RECORDS SHOWN
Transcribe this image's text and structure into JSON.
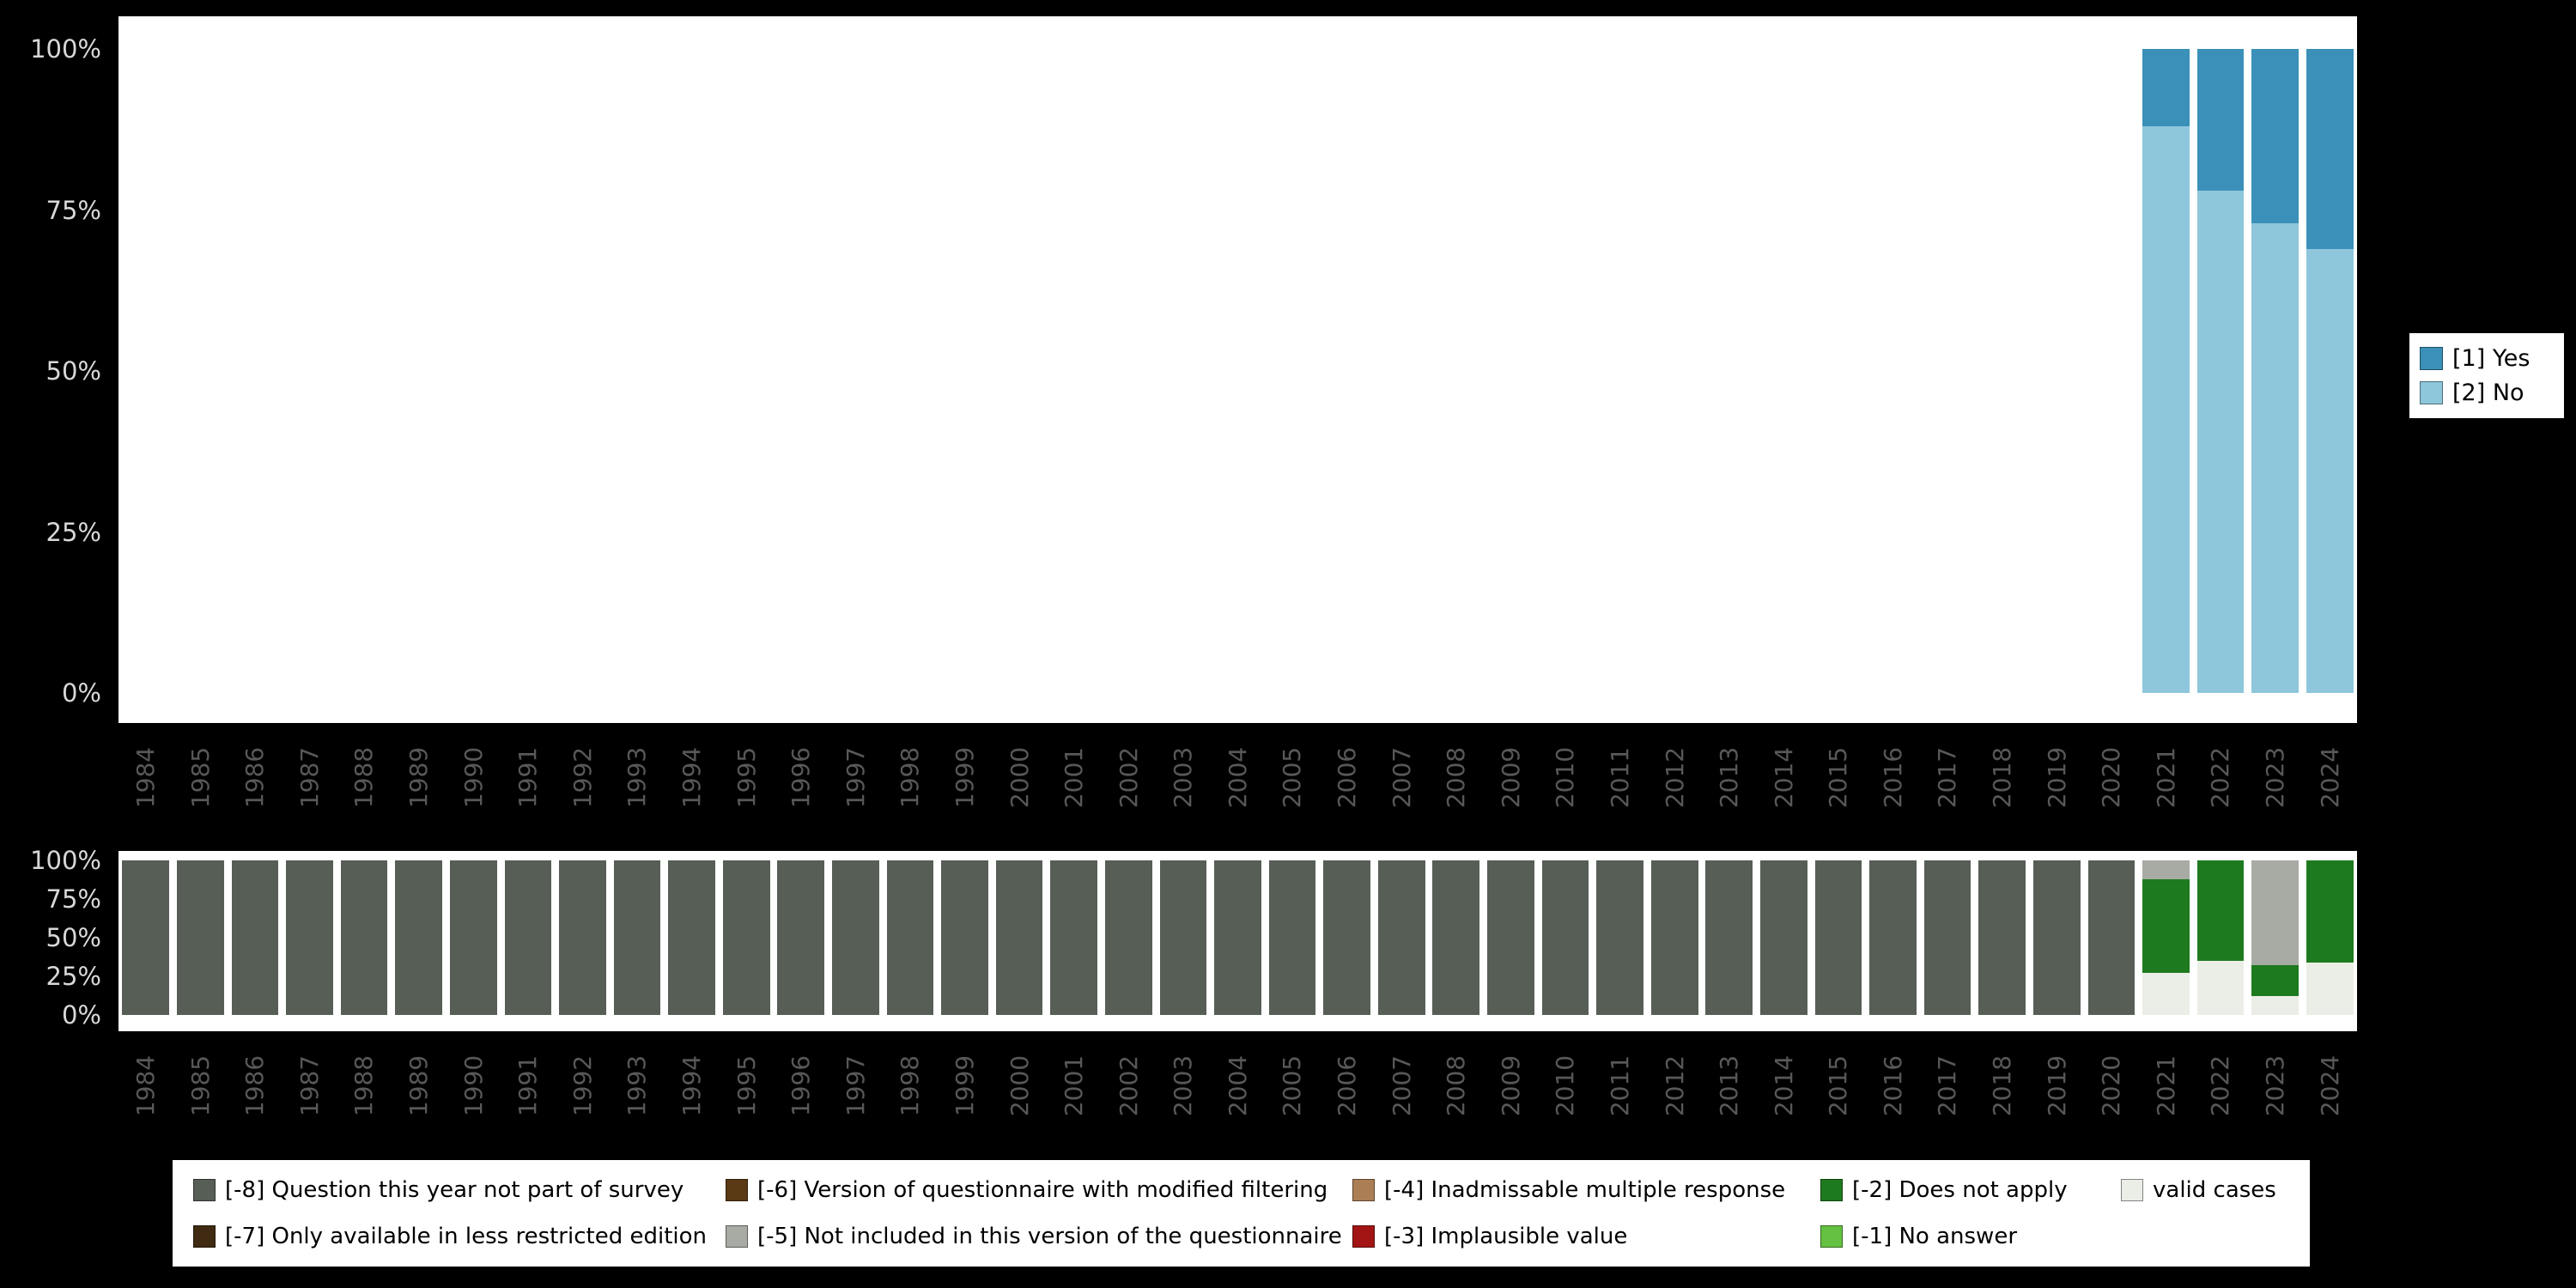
{
  "canvas": {
    "background": "#000000",
    "panel_background": "#ffffff"
  },
  "chart_data": [
    {
      "type": "bar",
      "stacked": true,
      "title": "",
      "xlabel": "",
      "ylabel": "",
      "ylim": [
        0,
        100
      ],
      "grid": false,
      "legend_position": "right",
      "categories": [
        "1984",
        "1985",
        "1986",
        "1987",
        "1988",
        "1989",
        "1990",
        "1991",
        "1992",
        "1993",
        "1994",
        "1995",
        "1996",
        "1997",
        "1998",
        "1999",
        "2000",
        "2001",
        "2002",
        "2003",
        "2004",
        "2005",
        "2006",
        "2007",
        "2008",
        "2009",
        "2010",
        "2011",
        "2012",
        "2013",
        "2014",
        "2015",
        "2016",
        "2017",
        "2018",
        "2019",
        "2020",
        "2021",
        "2022",
        "2023",
        "2024"
      ],
      "yticks": [
        {
          "label": "100%",
          "value": 100
        },
        {
          "label": "75%",
          "value": 75
        },
        {
          "label": "50%",
          "value": 50
        },
        {
          "label": "25%",
          "value": 25
        },
        {
          "label": "0%",
          "value": 0
        }
      ],
      "series": [
        {
          "name": "[1] Yes",
          "color": "#3a90b8",
          "values": [
            0,
            0,
            0,
            0,
            0,
            0,
            0,
            0,
            0,
            0,
            0,
            0,
            0,
            0,
            0,
            0,
            0,
            0,
            0,
            0,
            0,
            0,
            0,
            0,
            0,
            0,
            0,
            0,
            0,
            0,
            0,
            0,
            0,
            0,
            0,
            0,
            0,
            12,
            22,
            27,
            31
          ]
        },
        {
          "name": "[2] No",
          "color": "#8ec6db",
          "values": [
            0,
            0,
            0,
            0,
            0,
            0,
            0,
            0,
            0,
            0,
            0,
            0,
            0,
            0,
            0,
            0,
            0,
            0,
            0,
            0,
            0,
            0,
            0,
            0,
            0,
            0,
            0,
            0,
            0,
            0,
            0,
            0,
            0,
            0,
            0,
            0,
            0,
            88,
            78,
            73,
            69
          ]
        }
      ],
      "stack_order_bottom_to_top": [
        1,
        0
      ]
    },
    {
      "type": "bar",
      "stacked": true,
      "title": "",
      "xlabel": "",
      "ylabel": "",
      "ylim": [
        0,
        100
      ],
      "grid": false,
      "legend_position": "bottom",
      "categories": [
        "1984",
        "1985",
        "1986",
        "1987",
        "1988",
        "1989",
        "1990",
        "1991",
        "1992",
        "1993",
        "1994",
        "1995",
        "1996",
        "1997",
        "1998",
        "1999",
        "2000",
        "2001",
        "2002",
        "2003",
        "2004",
        "2005",
        "2006",
        "2007",
        "2008",
        "2009",
        "2010",
        "2011",
        "2012",
        "2013",
        "2014",
        "2015",
        "2016",
        "2017",
        "2018",
        "2019",
        "2020",
        "2021",
        "2022",
        "2023",
        "2024"
      ],
      "yticks": [
        {
          "label": "100%",
          "value": 100
        },
        {
          "label": "75%",
          "value": 75
        },
        {
          "label": "50%",
          "value": 50
        },
        {
          "label": "25%",
          "value": 25
        },
        {
          "label": "0%",
          "value": 0
        }
      ],
      "series": [
        {
          "name": "valid cases",
          "color": "#ebeee6",
          "values": [
            0,
            0,
            0,
            0,
            0,
            0,
            0,
            0,
            0,
            0,
            0,
            0,
            0,
            0,
            0,
            0,
            0,
            0,
            0,
            0,
            0,
            0,
            0,
            0,
            0,
            0,
            0,
            0,
            0,
            0,
            0,
            0,
            0,
            0,
            0,
            0,
            0,
            27,
            35,
            12,
            34
          ]
        },
        {
          "name": "[-2] Does not apply",
          "color": "#1e7a1e",
          "values": [
            0,
            0,
            0,
            0,
            0,
            0,
            0,
            0,
            0,
            0,
            0,
            0,
            0,
            0,
            0,
            0,
            0,
            0,
            0,
            0,
            0,
            0,
            0,
            0,
            0,
            0,
            0,
            0,
            0,
            0,
            0,
            0,
            0,
            0,
            0,
            0,
            0,
            61,
            65,
            20,
            66
          ]
        },
        {
          "name": "[-5] Not included in this version of the questionnaire",
          "color": "#a7aba4",
          "values": [
            0,
            0,
            0,
            0,
            0,
            0,
            0,
            0,
            0,
            0,
            0,
            0,
            0,
            0,
            0,
            0,
            0,
            0,
            0,
            0,
            0,
            0,
            0,
            0,
            0,
            0,
            0,
            0,
            0,
            0,
            0,
            0,
            0,
            0,
            0,
            0,
            0,
            12,
            0,
            68,
            0
          ]
        },
        {
          "name": "[-8] Question this year not part of survey",
          "color": "#565e56",
          "values": [
            100,
            100,
            100,
            100,
            100,
            100,
            100,
            100,
            100,
            100,
            100,
            100,
            100,
            100,
            100,
            100,
            100,
            100,
            100,
            100,
            100,
            100,
            100,
            100,
            100,
            100,
            100,
            100,
            100,
            100,
            100,
            100,
            100,
            100,
            100,
            100,
            100,
            0,
            0,
            0,
            0
          ]
        }
      ],
      "stack_order_bottom_to_top": [
        0,
        1,
        2,
        3
      ],
      "legend_items_row_major": [
        {
          "label": "[-8] Question this year not part of survey",
          "color": "#565e56"
        },
        {
          "label": "[-6] Version of questionnaire with modified filtering",
          "color": "#593a14"
        },
        {
          "label": "[-4] Inadmissable multiple response",
          "color": "#ab7e55"
        },
        {
          "label": "[-2] Does not apply",
          "color": "#1e7a1e"
        },
        {
          "label": "valid cases",
          "color": "#ebeee6"
        },
        {
          "label": "[-7] Only available in less restricted edition",
          "color": "#402a12"
        },
        {
          "label": "[-5] Not included in this version of the questionnaire",
          "color": "#a7aba4"
        },
        {
          "label": "[-3] Implausible value",
          "color": "#a31515"
        },
        {
          "label": "[-1] No answer",
          "color": "#64c141"
        }
      ]
    }
  ]
}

GIVEN TASK
Images must not appear in the copy; reproduce everything else in the records verbatim.

RESPONSE
Transcribe this image's text and structure into JSON.
{
  "canvas": {
    "background": "#000000",
    "panel_background": "#ffffff"
  },
  "chart_data": [
    {
      "type": "bar",
      "stacked": true,
      "title": "",
      "xlabel": "",
      "ylabel": "",
      "ylim": [
        0,
        100
      ],
      "grid": false,
      "legend_position": "right",
      "categories": [
        "1984",
        "1985",
        "1986",
        "1987",
        "1988",
        "1989",
        "1990",
        "1991",
        "1992",
        "1993",
        "1994",
        "1995",
        "1996",
        "1997",
        "1998",
        "1999",
        "2000",
        "2001",
        "2002",
        "2003",
        "2004",
        "2005",
        "2006",
        "2007",
        "2008",
        "2009",
        "2010",
        "2011",
        "2012",
        "2013",
        "2014",
        "2015",
        "2016",
        "2017",
        "2018",
        "2019",
        "2020",
        "2021",
        "2022",
        "2023",
        "2024"
      ],
      "yticks": [
        {
          "label": "100%",
          "value": 100
        },
        {
          "label": "75%",
          "value": 75
        },
        {
          "label": "50%",
          "value": 50
        },
        {
          "label": "25%",
          "value": 25
        },
        {
          "label": "0%",
          "value": 0
        }
      ],
      "series": [
        {
          "name": "[1] Yes",
          "color": "#3a90b8",
          "values": [
            0,
            0,
            0,
            0,
            0,
            0,
            0,
            0,
            0,
            0,
            0,
            0,
            0,
            0,
            0,
            0,
            0,
            0,
            0,
            0,
            0,
            0,
            0,
            0,
            0,
            0,
            0,
            0,
            0,
            0,
            0,
            0,
            0,
            0,
            0,
            0,
            0,
            12,
            22,
            27,
            31
          ]
        },
        {
          "name": "[2] No",
          "color": "#8ec6db",
          "values": [
            0,
            0,
            0,
            0,
            0,
            0,
            0,
            0,
            0,
            0,
            0,
            0,
            0,
            0,
            0,
            0,
            0,
            0,
            0,
            0,
            0,
            0,
            0,
            0,
            0,
            0,
            0,
            0,
            0,
            0,
            0,
            0,
            0,
            0,
            0,
            0,
            0,
            88,
            78,
            73,
            69
          ]
        }
      ],
      "stack_order_bottom_to_top": [
        1,
        0
      ]
    },
    {
      "type": "bar",
      "stacked": true,
      "title": "",
      "xlabel": "",
      "ylabel": "",
      "ylim": [
        0,
        100
      ],
      "grid": false,
      "legend_position": "bottom",
      "categories": [
        "1984",
        "1985",
        "1986",
        "1987",
        "1988",
        "1989",
        "1990",
        "1991",
        "1992",
        "1993",
        "1994",
        "1995",
        "1996",
        "1997",
        "1998",
        "1999",
        "2000",
        "2001",
        "2002",
        "2003",
        "2004",
        "2005",
        "2006",
        "2007",
        "2008",
        "2009",
        "2010",
        "2011",
        "2012",
        "2013",
        "2014",
        "2015",
        "2016",
        "2017",
        "2018",
        "2019",
        "2020",
        "2021",
        "2022",
        "2023",
        "2024"
      ],
      "yticks": [
        {
          "label": "100%",
          "value": 100
        },
        {
          "label": "75%",
          "value": 75
        },
        {
          "label": "50%",
          "value": 50
        },
        {
          "label": "25%",
          "value": 25
        },
        {
          "label": "0%",
          "value": 0
        }
      ],
      "series": [
        {
          "name": "valid cases",
          "color": "#ebeee6",
          "values": [
            0,
            0,
            0,
            0,
            0,
            0,
            0,
            0,
            0,
            0,
            0,
            0,
            0,
            0,
            0,
            0,
            0,
            0,
            0,
            0,
            0,
            0,
            0,
            0,
            0,
            0,
            0,
            0,
            0,
            0,
            0,
            0,
            0,
            0,
            0,
            0,
            0,
            27,
            35,
            12,
            34
          ]
        },
        {
          "name": "[-2] Does not apply",
          "color": "#1e7a1e",
          "values": [
            0,
            0,
            0,
            0,
            0,
            0,
            0,
            0,
            0,
            0,
            0,
            0,
            0,
            0,
            0,
            0,
            0,
            0,
            0,
            0,
            0,
            0,
            0,
            0,
            0,
            0,
            0,
            0,
            0,
            0,
            0,
            0,
            0,
            0,
            0,
            0,
            0,
            61,
            65,
            20,
            66
          ]
        },
        {
          "name": "[-5] Not included in this version of the questionnaire",
          "color": "#a7aba4",
          "values": [
            0,
            0,
            0,
            0,
            0,
            0,
            0,
            0,
            0,
            0,
            0,
            0,
            0,
            0,
            0,
            0,
            0,
            0,
            0,
            0,
            0,
            0,
            0,
            0,
            0,
            0,
            0,
            0,
            0,
            0,
            0,
            0,
            0,
            0,
            0,
            0,
            0,
            12,
            0,
            68,
            0
          ]
        },
        {
          "name": "[-8] Question this year not part of survey",
          "color": "#565e56",
          "values": [
            100,
            100,
            100,
            100,
            100,
            100,
            100,
            100,
            100,
            100,
            100,
            100,
            100,
            100,
            100,
            100,
            100,
            100,
            100,
            100,
            100,
            100,
            100,
            100,
            100,
            100,
            100,
            100,
            100,
            100,
            100,
            100,
            100,
            100,
            100,
            100,
            100,
            0,
            0,
            0,
            0
          ]
        }
      ],
      "stack_order_bottom_to_top": [
        0,
        1,
        2,
        3
      ],
      "legend_items_row_major": [
        {
          "label": "[-8] Question this year not part of survey",
          "color": "#565e56"
        },
        {
          "label": "[-6] Version of questionnaire with modified filtering",
          "color": "#593a14"
        },
        {
          "label": "[-4] Inadmissable multiple response",
          "color": "#ab7e55"
        },
        {
          "label": "[-2] Does not apply",
          "color": "#1e7a1e"
        },
        {
          "label": "valid cases",
          "color": "#ebeee6"
        },
        {
          "label": "[-7] Only available in less restricted edition",
          "color": "#402a12"
        },
        {
          "label": "[-5] Not included in this version of the questionnaire",
          "color": "#a7aba4"
        },
        {
          "label": "[-3] Implausible value",
          "color": "#a31515"
        },
        {
          "label": "[-1] No answer",
          "color": "#64c141"
        }
      ]
    }
  ]
}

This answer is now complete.